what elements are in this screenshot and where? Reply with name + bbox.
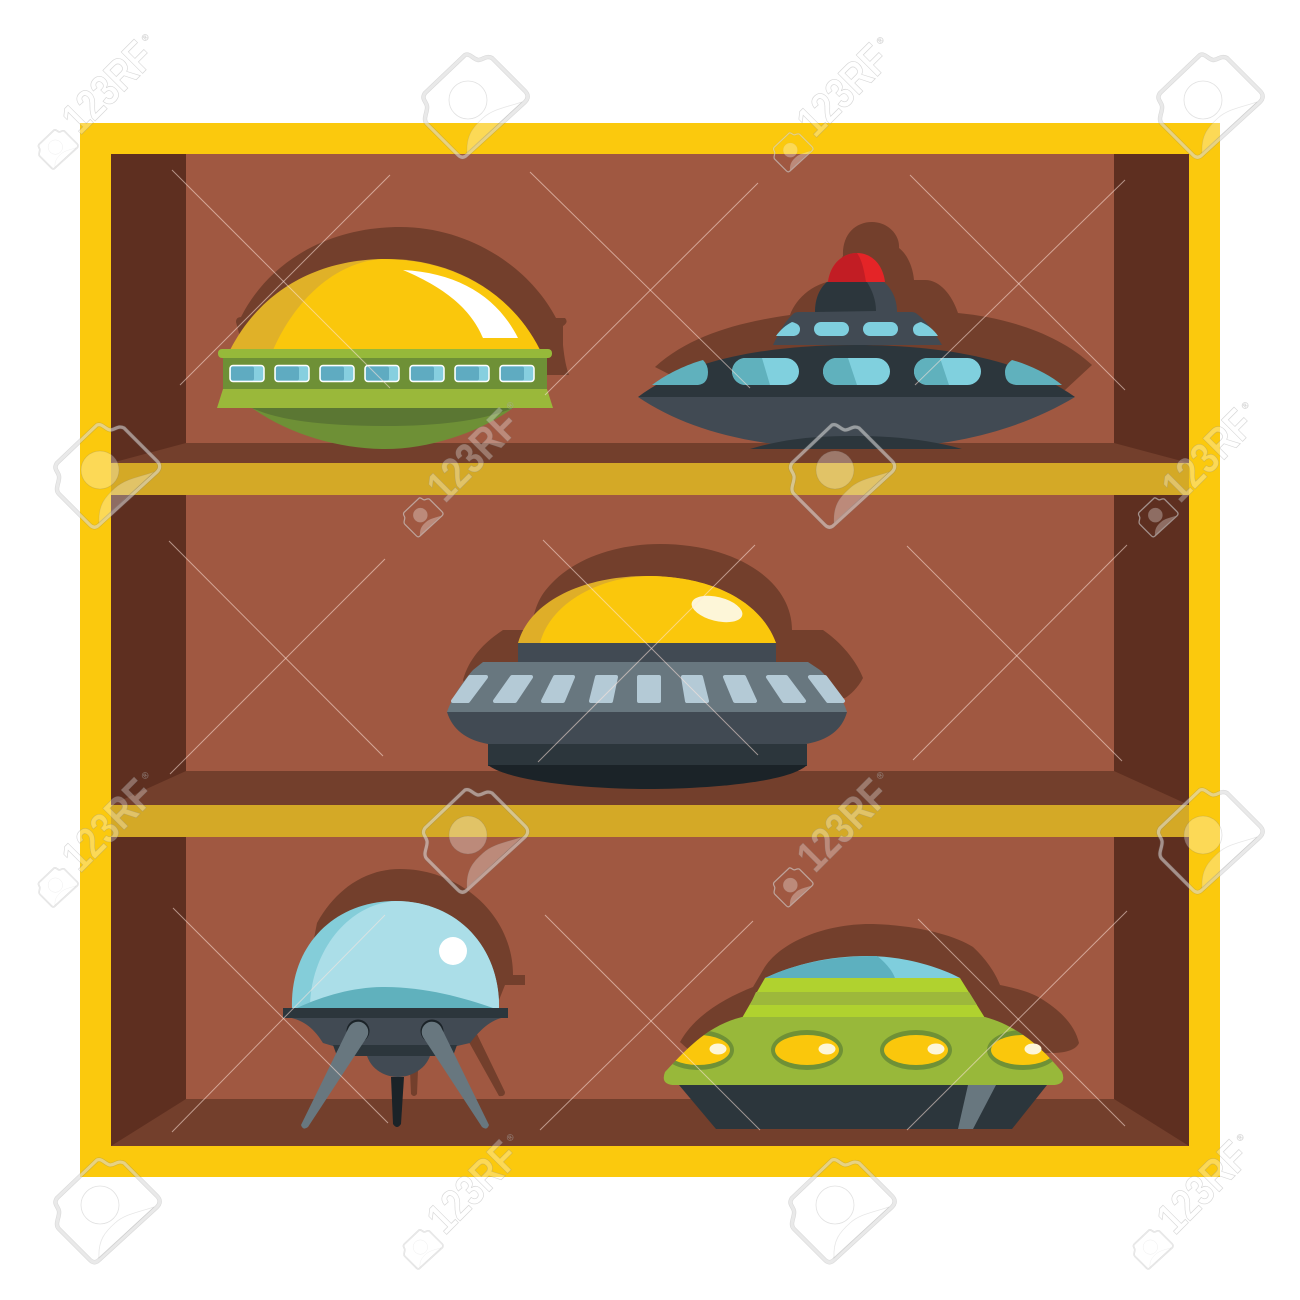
ufo 4 plate	[283, 1008, 508, 1018]
watermark text 8	[1133, 1131, 1258, 1269]
ufo 2: dark saucer with red beacon	[638, 222, 1092, 449]
watermark diagonal lines	[169, 170, 1127, 1132]
ufo 4 left leg	[301, 1020, 370, 1129]
ufo 4 shadow legs	[410, 1030, 505, 1096]
ufo 4 shadow	[300, 869, 525, 1010]
ufo 4 glass dome	[292, 901, 499, 1008]
ufo 5 shadow	[680, 924, 1079, 1060]
watermark text 1: 123RF	[52, 32, 163, 143]
ufo 2 turret	[815, 282, 897, 312]
ufo 3 dome light	[540, 576, 776, 643]
ufo 2 middle tier	[773, 312, 942, 345]
ufo 5 glass	[765, 956, 960, 978]
watermark text 3	[403, 399, 528, 537]
ufo 3 lower disc	[447, 712, 847, 744]
ufo 2 lower hull	[638, 397, 1075, 449]
watermark logo 7	[55, 1160, 160, 1262]
ufo 1 belly	[252, 408, 513, 449]
ufo 1 dome	[230, 259, 540, 350]
ufo 5 body	[664, 1017, 1063, 1085]
ufo 1: yellow dome green hull	[217, 227, 569, 449]
middle shelf surface	[111, 771, 1189, 805]
ufo 3 base underside	[488, 765, 807, 789]
watermark text 6: ®	[874, 769, 886, 781]
watermark text 3: 123RF	[417, 400, 528, 511]
ufo 3 neck	[518, 643, 776, 663]
watermark logo 3	[55, 425, 160, 527]
watermark text 2: ®	[874, 34, 886, 46]
ufo 2 red beacon	[828, 253, 885, 282]
ufo 4 bowl	[367, 1056, 430, 1077]
watermark text 6: 123RF	[787, 770, 898, 881]
ufo 5: green saucer with yellow lights	[662, 924, 1079, 1129]
watermark text 8: ®	[1234, 1131, 1246, 1143]
middle shelf front edge	[111, 805, 1189, 837]
ufo 1 lower flare	[217, 389, 553, 408]
ufo 1 dome highlight	[403, 270, 518, 338]
watermark text 1: ®	[139, 31, 151, 43]
ufo 4 highlight	[439, 937, 467, 965]
watermark text 6	[773, 769, 898, 907]
ufo 3 dome highlight	[689, 591, 745, 627]
ufo 2 red beacon shade	[828, 253, 866, 282]
watermark logo 1	[423, 55, 528, 157]
watermark text 7	[403, 1131, 528, 1269]
watermark text 2	[773, 34, 898, 172]
ufo 2 turret shade	[815, 282, 876, 312]
watermark text 4: 123RF	[1152, 400, 1263, 511]
ufo 5 glass shade	[765, 956, 895, 978]
ufo 3 shadow	[463, 544, 863, 698]
ufo 1 window band	[223, 356, 547, 390]
ufo 1 belly shade	[252, 408, 513, 426]
watermark text 2: 123RF	[787, 35, 898, 146]
right side wall	[1114, 154, 1189, 1146]
top shelf front edge	[111, 463, 1189, 495]
ufo 3 upper disc	[447, 662, 847, 712]
watermark logo 2	[1158, 55, 1263, 157]
ufo 4 dome light	[310, 901, 499, 1008]
ufo 4 right leg	[420, 1020, 489, 1129]
ufo 5 lights	[662, 1030, 1059, 1070]
ufo 2 upper hull	[638, 345, 1075, 397]
watermark text 5: 123RF	[52, 770, 163, 881]
watermark text 7: 123RF	[417, 1132, 528, 1243]
ufo 1 rim	[218, 349, 552, 358]
ufo 4 dome lower tint	[297, 987, 493, 1008]
watermark logo 5	[423, 790, 528, 892]
ufo 5 upper stripe	[750, 992, 977, 1005]
shelf unit	[80, 123, 1220, 1177]
ufo 4 band	[333, 1045, 457, 1056]
ufo 5 hull	[679, 1085, 1047, 1129]
ufo 1 dome light	[273, 259, 540, 350]
bottom floor surface	[111, 1099, 1189, 1146]
watermark text 1	[38, 31, 163, 169]
watermark text 4: ®	[1239, 399, 1251, 411]
watermark logo 8	[790, 1160, 895, 1262]
left side wall	[111, 154, 186, 1146]
ufo 1 windows	[230, 366, 534, 382]
watermark text 3: ®	[504, 399, 516, 411]
ufo 3 dome	[518, 576, 776, 643]
ufo 4: glass dome with legs	[283, 869, 525, 1129]
yellow outer frame	[80, 123, 1220, 1177]
ufo 1 shadow	[236, 227, 569, 375]
watermark text 8: 123RF	[1147, 1132, 1258, 1243]
ufo 3: yellow dome grey disc	[447, 544, 863, 789]
top shelf surface	[111, 443, 1189, 463]
ufo 2 shadow	[655, 222, 1092, 390]
watermark text 5	[38, 769, 163, 907]
ufo 5 hull strip	[958, 1085, 996, 1129]
ufo 3 base	[488, 744, 807, 766]
watermark text 4	[1138, 399, 1263, 537]
watermark text 7: ®	[504, 1131, 516, 1143]
ufo 5 upper tier	[742, 978, 985, 1018]
ufo 4 spike	[391, 1077, 404, 1127]
ufo 2 hull bottom shade	[750, 436, 962, 449]
ufo 2 small windows	[776, 322, 938, 336]
ufo 4 body	[287, 1017, 505, 1046]
watermark logo 4	[790, 425, 895, 527]
watermark logo 6	[1158, 790, 1263, 892]
back wall	[111, 154, 1189, 1146]
watermark text 5: ®	[139, 769, 151, 781]
ufo 3 windows	[453, 677, 843, 701]
ufo 2 large windows	[652, 358, 1062, 385]
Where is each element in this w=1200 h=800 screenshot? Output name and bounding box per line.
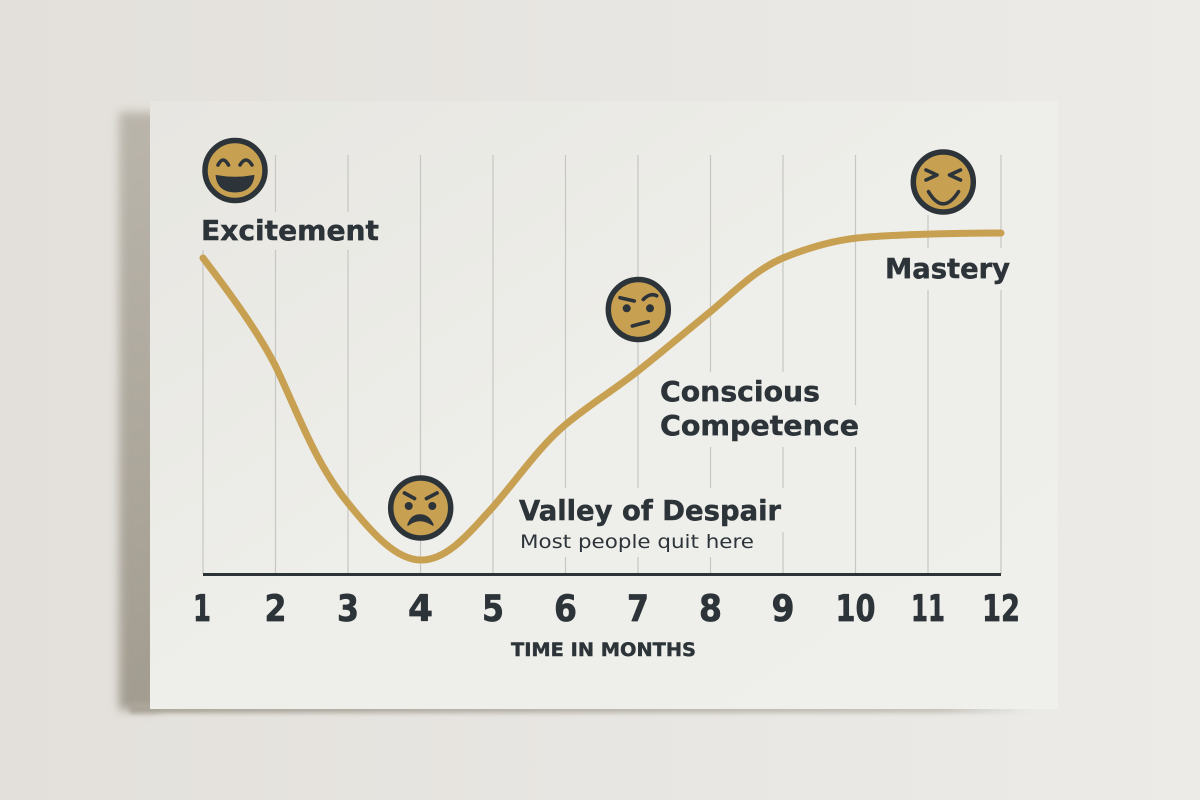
label: Conscious Competence bbox=[660, 375, 859, 442]
label: Mastery: Mastery bbox=[885, 252, 1010, 285]
x axis numbers: 6 bbox=[554, 587, 577, 630]
x axis numbers: 12 bbox=[982, 587, 1020, 630]
x axis numbers: 9 bbox=[772, 587, 794, 630]
x axis numbers: 4 bbox=[408, 587, 433, 630]
x axis numbers: 11 bbox=[911, 587, 945, 630]
caption: quit note: Most people quit here bbox=[520, 531, 754, 553]
icon: excited face bbox=[205, 140, 265, 200]
x axis numbers: 1 bbox=[193, 587, 211, 630]
icon: skeptical face bbox=[608, 280, 668, 340]
label: Conscious Competence: Conscious bbox=[660, 375, 820, 408]
x axis numbers: 3 bbox=[337, 587, 359, 630]
label: Excitement: Excitement bbox=[201, 214, 379, 247]
x axis numbers: 7 bbox=[627, 587, 649, 630]
label: Conscious Competence: Competence bbox=[660, 409, 859, 442]
panel: chart board bbox=[150, 101, 1058, 709]
x axis numbers: 8 bbox=[699, 587, 722, 630]
x axis numbers: 5 bbox=[482, 587, 504, 630]
x axis numbers: 2 bbox=[264, 587, 286, 630]
label: Valley of Despair bbox=[519, 494, 781, 553]
x axis numbers: 10 bbox=[836, 587, 876, 630]
x axis title: TIME IN MONTHS bbox=[511, 639, 696, 661]
x axis line bbox=[203, 573, 1001, 576]
x axis numbers bbox=[193, 587, 1020, 630]
icon: angry face bbox=[391, 478, 451, 538]
learning curve bbox=[203, 233, 1001, 560]
icon: delighted face bbox=[913, 152, 973, 212]
panel shadow bbox=[119, 112, 1030, 713]
vertical grid lines bbox=[203, 155, 1001, 574]
label: Valley of Despair: Valley of Despair bbox=[519, 494, 781, 527]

EXERCISE DIRECTIONS: Arrange every line of the material above as a JSON list of strings, one string per line, with blank lines and pictures left out.

ANSWER TO THE TASK:
[
  "what elements are in this screenshot and where? Reply with name + bbox.",
  "ufo 4 plate\t[283, 1008, 508, 1018]",
  "watermark text 8\t[1133, 1131, 1258, 1269]",
  "ufo 2: dark saucer with red beacon\t[638, 222, 1092, 449]",
  "watermark diagonal lines\t[169, 170, 1127, 1132]",
  "ufo 4 left leg\t[301, 1020, 370, 1129]",
  "ufo 4 shadow legs\t[410, 1030, 505, 1096]",
  "ufo 4 shadow\t[300, 869, 525, 1010]",
  "ufo 4 glass dome\t[292, 901, 499, 1008]",
  "ufo 5 shadow\t[680, 924, 1079, 1060]",
  "watermark text 1: 123RF\t[52, 32, 163, 143]",
  "ufo 2 turret\t[815, 282, 897, 312]",
  "ufo 3 dome light\t[540, 576, 776, 643]",
  "ufo 2 middle tier\t[773, 312, 942, 345]",
  "ufo 5 glass\t[765, 956, 960, 978]",
  "watermark text 3\t[403, 399, 528, 537]",
  "ufo 3 lower disc\t[447, 712, 847, 744]",
  "ufo 2 lower hull\t[638, 397, 1075, 449]",
  "watermark logo 7\t[55, 1160, 160, 1262]",
  "ufo 1 belly\t[252, 408, 513, 449]",
  "ufo 1 dome\t[230, 259, 540, 350]",
  "ufo 5 body\t[664, 1017, 1063, 1085]",
  "ufo 1: yellow dome green hull\t[217, 227, 569, 449]",
  "middle shelf surface\t[111, 771, 1189, 805]",
  "ufo 3 base underside\t[488, 765, 807, 789]",
  "watermark text 6: ®\t[874, 769, 886, 781]",
  "watermark text 3: 123RF\t[417, 400, 528, 511]",
  "ufo 3 neck\t[518, 643, 776, 663]",
  "watermark logo 3\t[55, 425, 160, 527]",
  "watermark text 2: ®\t[874, 34, 886, 46]",
  "ufo 2 red beacon\t[828, 253, 885, 282]",
  "ufo 4 bowl\t[367, 1056, 430, 1077]",
  "watermark text 6: 123RF\t[787, 770, 898, 881]",
  "ufo 5: green saucer with yellow lights\t[662, 924, 1079, 1129]",
  "watermark text 8: ®\t[1234, 1131, 1246, 1143]",
  "middle shelf front edge\t[111, 805, 1189, 837]",
  "ufo 1 lower flare\t[217, 389, 553, 408]",
  "ufo 1 dome highlight\t[403, 270, 518, 338]",
  "watermark text 1: ®\t[139, 31, 151, 43]",
  "ufo 4 highlight\t[439, 937, 467, 965]",
  "watermark text 6\t[773, 769, 898, 907]",
  "ufo 3 dome highlight\t[689, 591, 745, 627]",
  "ufo 2 red beacon shade\t[828, 253, 866, 282]",
  "watermark logo 1\t[423, 55, 528, 157]",
  "watermark text 7\t[403, 1131, 528, 1269]",
  "watermark text 2\t[773, 34, 898, 172]",
  "ufo 2 turret shade\t[815, 282, 876, 312]",
  "watermark text 4: 123RF\t[1152, 400, 1263, 511]",
  "ufo 5 glass shade\t[765, 956, 895, 978]",
  "ufo 3 shadow\t[463, 544, 863, 698]",
  "ufo 1 window band\t[223, 356, 547, 390]",
  "ufo 1 belly shade\t[252, 408, 513, 426]",
  "watermark text 2: 123RF\t[787, 35, 898, 146]",
  "right side wall\t[1114, 154, 1189, 1146]",
  "top shelf front edge\t[111, 463, 1189, 495]",
  "ufo 3 upper disc\t[447, 662, 847, 712]",
  "watermark logo 2\t[1158, 55, 1263, 157]",
  "ufo 4 dome light\t[310, 901, 499, 1008]",
  "ufo 4 right leg\t[420, 1020, 489, 1129]",
  "ufo 5 lights\t[662, 1030, 1059, 1070]",
  "ufo 2 upper hull\t[638, 345, 1075, 397]",
  "watermark text 5: 123RF\t[52, 770, 163, 881]",
  "watermark text 7: 123RF\t[417, 1132, 528, 1243]",
  "ufo 1 rim\t[218, 349, 552, 358]",
  "ufo 4 dome lower tint\t[297, 987, 493, 1008]",
  "watermark logo 5\t[423, 790, 528, 892]",
  "ufo 5 upper stripe\t[750, 992, 977, 1005]",
  "shelf unit\t[80, 123, 1220, 1177]",
  "ufo 4 band\t[333, 1045, 457, 1056]",
  "ufo 5 hull\t[679, 1085, 1047, 1129]",
  "ufo 1 dome light\t[273, 259, 540, 350]",
  "bottom floor surface\t[111, 1099, 1189, 1146]",
  "watermark text 1\t[38, 31, 163, 169]",
  "watermark text 4: ®\t[1239, 399, 1251, 411]",
  "watermark logo 8\t[790, 1160, 895, 1262]",
  "left side wall\t[111, 154, 186, 1146]",
  "ufo 1 windows\t[230, 366, 534, 382]",
  "watermark text 3: ®\t[504, 399, 516, 411]",
  "ufo 3 dome\t[518, 576, 776, 643]",
  "ufo 4: glass dome with legs\t[283, 869, 525, 1129]",
  "yellow outer frame\t[80, 123, 1220, 1177]",
  "ufo 1 shadow\t[236, 227, 569, 375]",
  "watermark text 8: 123RF\t[1147, 1132, 1258, 1243]",
  "ufo 3: yellow dome grey disc\t[447, 544, 863, 789]",
  "top shelf surface\t[111, 443, 1189, 463]",
  "ufo 2 shadow\t[655, 222, 1092, 390]",
  "watermark text 5\t[38, 769, 163, 907]",
  "ufo 5 hull strip\t[958, 1085, 996, 1129]",
  "ufo 3 base\t[488, 744, 807, 766]",
  "watermark text 4\t[1138, 399, 1263, 537]",
  "watermark text 7: ®\t[504, 1131, 516, 1143]",
  "ufo 5 upper tier\t[742, 978, 985, 1018]",
  "ufo 4 spike\t[391, 1077, 404, 1127]",
  "ufo 2 hull bottom shade\t[750, 436, 962, 449]",
  "ufo 2 small windows\t[776, 322, 938, 336]",
  "ufo 4 body\t[287, 1017, 505, 1046]",
  "watermark logo 4\t[790, 425, 895, 527]",
  "watermark logo 6\t[1158, 790, 1263, 892]",
  "back wall\t[111, 154, 1189, 1146]",
  "watermark text 5: ®\t[139, 769, 151, 781]",
  "ufo 3 windows\t[453, 677, 843, 701]",
  "ufo 2 large windows\t[652, 358, 1062, 385]",
  "Where is each element in this w=1200 h=800 screenshot? Output name and bounding box per line.",
  "label: Conscious Competence bbox=[660, 375, 859, 442]",
  "label: Mastery: Mastery bbox=[885, 252, 1010, 285]",
  "x axis numbers: 6 bbox=[554, 587, 577, 630]",
  "x axis numbers: 12 bbox=[982, 587, 1020, 630]",
  "x axis numbers: 9 bbox=[772, 587, 794, 630]",
  "x axis numbers: 4 bbox=[408, 587, 433, 630]",
  "x axis numbers: 11 bbox=[911, 587, 945, 630]",
  "caption: quit note: Most people quit here bbox=[520, 531, 754, 553]",
  "icon: excited face bbox=[205, 140, 265, 200]",
  "x axis numbers: 1 bbox=[193, 587, 211, 630]",
  "icon: skeptical face bbox=[608, 280, 668, 340]",
  "label: Conscious Competence: Conscious bbox=[660, 375, 820, 408]",
  "x axis numbers: 3 bbox=[337, 587, 359, 630]",
  "label: Excitement: Excitement bbox=[201, 214, 379, 247]",
  "x axis numbers: 7 bbox=[627, 587, 649, 630]",
  "label: Conscious Competence: Competence bbox=[660, 409, 859, 442]",
  "panel: chart board bbox=[150, 101, 1058, 709]",
  "x axis numbers: 8 bbox=[699, 587, 722, 630]",
  "x axis numbers: 5 bbox=[482, 587, 504, 630]",
  "x axis numbers: 2 bbox=[264, 587, 286, 630]",
  "label: Valley of Despair bbox=[519, 494, 781, 553]",
  "x axis numbers: 10 bbox=[836, 587, 876, 630]",
  "x axis title: TIME IN MONTHS bbox=[511, 639, 696, 661]",
  "x axis line bbox=[203, 573, 1001, 576]",
  "x axis numbers bbox=[193, 587, 1020, 630]",
  "icon: angry face bbox=[391, 478, 451, 538]",
  "learning curve bbox=[203, 233, 1001, 560]",
  "icon: delighted face bbox=[913, 152, 973, 212]",
  "panel shadow bbox=[119, 112, 1030, 713]",
  "vertical grid lines bbox=[203, 155, 1001, 574]",
  "label: Valley of Despair: Valley of Despair bbox=[519, 494, 781, 527]"
]